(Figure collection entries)
┌────────

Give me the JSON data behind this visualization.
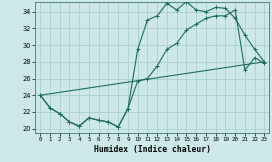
{
  "xlabel": "Humidex (Indice chaleur)",
  "bg_color": "#cce8e8",
  "grid_color": "#aacfcf",
  "line_color": "#1a6b5a",
  "xlim": [
    -0.5,
    23.5
  ],
  "ylim": [
    19.5,
    35.2
  ],
  "xticks": [
    0,
    1,
    2,
    3,
    4,
    5,
    6,
    7,
    8,
    9,
    10,
    11,
    12,
    13,
    14,
    15,
    16,
    17,
    18,
    19,
    20,
    21,
    22,
    23
  ],
  "yticks": [
    20,
    22,
    24,
    26,
    28,
    30,
    32,
    34
  ],
  "series1_x": [
    0,
    1,
    2,
    3,
    4,
    5,
    6,
    7,
    8,
    9,
    10,
    11,
    12,
    13,
    14,
    15,
    16,
    17,
    18,
    19,
    20,
    21,
    22,
    23
  ],
  "series1_y": [
    24,
    22.5,
    21.8,
    20.8,
    20.3,
    21.3,
    21.0,
    20.8,
    20.2,
    22.4,
    29.5,
    33.0,
    33.5,
    35.0,
    34.2,
    35.2,
    34.2,
    34.0,
    34.5,
    34.4,
    33.2,
    31.2,
    29.5,
    28.0
  ],
  "series2_x": [
    0,
    1,
    2,
    3,
    4,
    5,
    6,
    7,
    8,
    9,
    10,
    11,
    12,
    13,
    14,
    15,
    16,
    17,
    18,
    19,
    20,
    21,
    22,
    23
  ],
  "series2_y": [
    24,
    22.5,
    21.8,
    20.8,
    20.3,
    21.3,
    21.0,
    20.8,
    20.2,
    22.4,
    25.7,
    26.0,
    27.5,
    29.5,
    30.2,
    31.8,
    32.5,
    33.2,
    33.5,
    33.5,
    34.2,
    27.0,
    28.5,
    27.8
  ],
  "series3_x": [
    0,
    23
  ],
  "series3_y": [
    24,
    28.0
  ]
}
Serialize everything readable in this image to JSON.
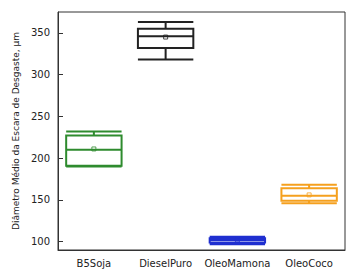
{
  "chart_data": {
    "type": "boxplot",
    "y_label": "Diâmetro Médio da Escara de Desgaste, µm",
    "categories": [
      "B5Soja",
      "DieselPuro",
      "OleoMamona",
      "OleoCoco"
    ],
    "values": [
      [
        190,
        191,
        210,
        227,
        232
      ],
      [
        318,
        332,
        346,
        355,
        363
      ],
      [
        97,
        99,
        102,
        104,
        106
      ],
      [
        146,
        149,
        155,
        164,
        168
      ]
    ],
    "means": [
      211,
      345,
      102,
      156
    ],
    "colors": [
      "#2e8b2e",
      "#222222",
      "#1f2fd0",
      "#f5a01e"
    ],
    "ylim": [
      90,
      375
    ],
    "yticks": [
      100,
      150,
      200,
      250,
      300,
      350
    ],
    "grid": false
  }
}
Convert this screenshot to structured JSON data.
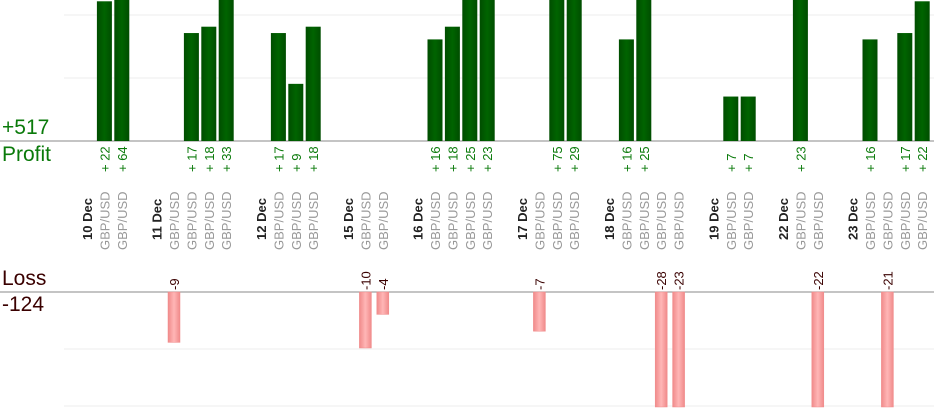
{
  "summary": {
    "profit_total": "+517",
    "profit_label": "Profit",
    "loss_label": "Loss",
    "loss_total": "-124"
  },
  "colors": {
    "profit": "#006400",
    "profit_text": "#0a7a0a",
    "loss_fill": "#ffb6b6",
    "loss_edge": "#f08a8a",
    "loss_text": "#3a0000",
    "pair_text": "#999999"
  },
  "chart_data": {
    "type": "bar",
    "title": "",
    "grid": true,
    "groups": [
      {
        "date": "10 Dec",
        "trades": [
          {
            "pair": "GBP/USD",
            "pl": 22
          },
          {
            "pair": "GBP/USD",
            "pl": 64
          }
        ]
      },
      {
        "date": "11 Dec",
        "trades": [
          {
            "pair": "GBP/USD",
            "pl": -9
          },
          {
            "pair": "GBP/USD",
            "pl": 17
          },
          {
            "pair": "GBP/USD",
            "pl": 18
          },
          {
            "pair": "GBP/USD",
            "pl": 33
          }
        ]
      },
      {
        "date": "12 Dec",
        "trades": [
          {
            "pair": "GBP/USD",
            "pl": 17
          },
          {
            "pair": "GBP/USD",
            "pl": 9
          },
          {
            "pair": "GBP/USD",
            "pl": 18
          }
        ]
      },
      {
        "date": "15 Dec",
        "trades": [
          {
            "pair": "GBP/USD",
            "pl": -10
          },
          {
            "pair": "GBP/USD",
            "pl": -4
          }
        ]
      },
      {
        "date": "16 Dec",
        "trades": [
          {
            "pair": "GBP/USD",
            "pl": 16
          },
          {
            "pair": "GBP/USD",
            "pl": 18
          },
          {
            "pair": "GBP/USD",
            "pl": 25
          },
          {
            "pair": "GBP/USD",
            "pl": 23
          }
        ]
      },
      {
        "date": "17 Dec",
        "trades": [
          {
            "pair": "GBP/USD",
            "pl": -7
          },
          {
            "pair": "GBP/USD",
            "pl": 75
          },
          {
            "pair": "GBP/USD",
            "pl": 29
          }
        ]
      },
      {
        "date": "18 Dec",
        "trades": [
          {
            "pair": "GBP/USD",
            "pl": 16
          },
          {
            "pair": "GBP/USD",
            "pl": 25
          },
          {
            "pair": "GBP/USD",
            "pl": -28
          },
          {
            "pair": "GBP/USD",
            "pl": -23
          }
        ]
      },
      {
        "date": "19 Dec",
        "trades": [
          {
            "pair": "GBP/USD",
            "pl": 7
          },
          {
            "pair": "GBP/USD",
            "pl": 7
          }
        ]
      },
      {
        "date": "22 Dec",
        "trades": [
          {
            "pair": "GBP/USD",
            "pl": 23
          },
          {
            "pair": "GBP/USD",
            "pl": -22
          }
        ]
      },
      {
        "date": "23 Dec",
        "trades": [
          {
            "pair": "GBP/USD",
            "pl": 16
          },
          {
            "pair": "GBP/USD",
            "pl": -21
          },
          {
            "pair": "GBP/USD",
            "pl": 17
          },
          {
            "pair": "GBP/USD",
            "pl": 22
          }
        ]
      }
    ]
  }
}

└────────

**Written problem**
Restate the records word for word, omitting images.

**Task answer**
Give me the JSON data behind this visualization.
{
  "xlabel": "Humidex (Indice chaleur)",
  "bg_color": "#cce8e8",
  "grid_color": "#aacfcf",
  "line_color": "#1a6b5a",
  "xlim": [
    -0.5,
    23.5
  ],
  "ylim": [
    19.5,
    35.2
  ],
  "xticks": [
    0,
    1,
    2,
    3,
    4,
    5,
    6,
    7,
    8,
    9,
    10,
    11,
    12,
    13,
    14,
    15,
    16,
    17,
    18,
    19,
    20,
    21,
    22,
    23
  ],
  "yticks": [
    20,
    22,
    24,
    26,
    28,
    30,
    32,
    34
  ],
  "series1_x": [
    0,
    1,
    2,
    3,
    4,
    5,
    6,
    7,
    8,
    9,
    10,
    11,
    12,
    13,
    14,
    15,
    16,
    17,
    18,
    19,
    20,
    21,
    22,
    23
  ],
  "series1_y": [
    24,
    22.5,
    21.8,
    20.8,
    20.3,
    21.3,
    21.0,
    20.8,
    20.2,
    22.4,
    29.5,
    33.0,
    33.5,
    35.0,
    34.2,
    35.2,
    34.2,
    34.0,
    34.5,
    34.4,
    33.2,
    31.2,
    29.5,
    28.0
  ],
  "series2_x": [
    0,
    1,
    2,
    3,
    4,
    5,
    6,
    7,
    8,
    9,
    10,
    11,
    12,
    13,
    14,
    15,
    16,
    17,
    18,
    19,
    20,
    21,
    22,
    23
  ],
  "series2_y": [
    24,
    22.5,
    21.8,
    20.8,
    20.3,
    21.3,
    21.0,
    20.8,
    20.2,
    22.4,
    25.7,
    26.0,
    27.5,
    29.5,
    30.2,
    31.8,
    32.5,
    33.2,
    33.5,
    33.5,
    34.2,
    27.0,
    28.5,
    27.8
  ],
  "series3_x": [
    0,
    23
  ],
  "series3_y": [
    24,
    28.0
  ]
}
Serialize everything readable in this image to JSON.
{
  "chart_data": {
    "type": "boxplot",
    "y_label": "Diâmetro Médio da Escara de Desgaste, µm",
    "categories": [
      "B5Soja",
      "DieselPuro",
      "OleoMamona",
      "OleoCoco"
    ],
    "values": [
      [
        190,
        191,
        210,
        227,
        232
      ],
      [
        318,
        332,
        346,
        355,
        363
      ],
      [
        97,
        99,
        102,
        104,
        106
      ],
      [
        146,
        149,
        155,
        164,
        168
      ]
    ],
    "means": [
      211,
      345,
      102,
      156
    ],
    "colors": [
      "#2e8b2e",
      "#222222",
      "#1f2fd0",
      "#f5a01e"
    ],
    "ylim": [
      90,
      375
    ],
    "yticks": [
      100,
      150,
      200,
      250,
      300,
      350
    ],
    "grid": false
  }
}
Convert this screenshot to structured JSON data.
{
  "summary": {
    "profit_total": "+517",
    "profit_label": "Profit",
    "loss_label": "Loss",
    "loss_total": "-124"
  },
  "colors": {
    "profit": "#006400",
    "profit_text": "#0a7a0a",
    "loss_fill": "#ffb6b6",
    "loss_edge": "#f08a8a",
    "loss_text": "#3a0000",
    "pair_text": "#999999"
  },
  "chart_data": {
    "type": "bar",
    "title": "",
    "grid": true,
    "groups": [
      {
        "date": "10 Dec",
        "trades": [
          {
            "pair": "GBP/USD",
            "pl": 22
          },
          {
            "pair": "GBP/USD",
            "pl": 64
          }
        ]
      },
      {
        "date": "11 Dec",
        "trades": [
          {
            "pair": "GBP/USD",
            "pl": -9
          },
          {
            "pair": "GBP/USD",
            "pl": 17
          },
          {
            "pair": "GBP/USD",
            "pl": 18
          },
          {
            "pair": "GBP/USD",
            "pl": 33
          }
        ]
      },
      {
        "date": "12 Dec",
        "trades": [
          {
            "pair": "GBP/USD",
            "pl": 17
          },
          {
            "pair": "GBP/USD",
            "pl": 9
          },
          {
            "pair": "GBP/USD",
            "pl": 18
          }
        ]
      },
      {
        "date": "15 Dec",
        "trades": [
          {
            "pair": "GBP/USD",
            "pl": -10
          },
          {
            "pair": "GBP/USD",
            "pl": -4
          }
        ]
      },
      {
        "date": "16 Dec",
        "trades": [
          {
            "pair": "GBP/USD",
            "pl": 16
          },
          {
            "pair": "GBP/USD",
            "pl": 18
          },
          {
            "pair": "GBP/USD",
            "pl": 25
          },
          {
            "pair": "GBP/USD",
            "pl": 23
          }
        ]
      },
      {
        "date": "17 Dec",
        "trades": [
          {
            "pair": "GBP/USD",
            "pl": -7
          },
          {
            "pair": "GBP/USD",
            "pl": 75
          },
          {
            "pair": "GBP/USD",
            "pl": 29
          }
        ]
      },
      {
        "date": "18 Dec",
        "trades": [
          {
            "pair": "GBP/USD",
            "pl": 16
          },
          {
            "pair": "GBP/USD",
            "pl": 25
          },
          {
            "pair": "GBP/USD",
            "pl": -28
          },
          {
            "pair": "GBP/USD",
            "pl": -23
          }
        ]
      },
      {
        "date": "19 Dec",
        "trades": [
          {
            "pair": "GBP/USD",
            "pl": 7
          },
          {
            "pair": "GBP/USD",
            "pl": 7
          }
        ]
      },
      {
        "date": "22 Dec",
        "trades": [
          {
            "pair": "GBP/USD",
            "pl": 23
          },
          {
            "pair": "GBP/USD",
            "pl": -22
          }
        ]
      },
      {
        "date": "23 Dec",
        "trades": [
          {
            "pair": "GBP/USD",
            "pl": 16
          },
          {
            "pair": "GBP/USD",
            "pl": -21
          },
          {
            "pair": "GBP/USD",
            "pl": 17
          },
          {
            "pair": "GBP/USD",
            "pl": 22
          }
        ]
      }
    ]
  }
}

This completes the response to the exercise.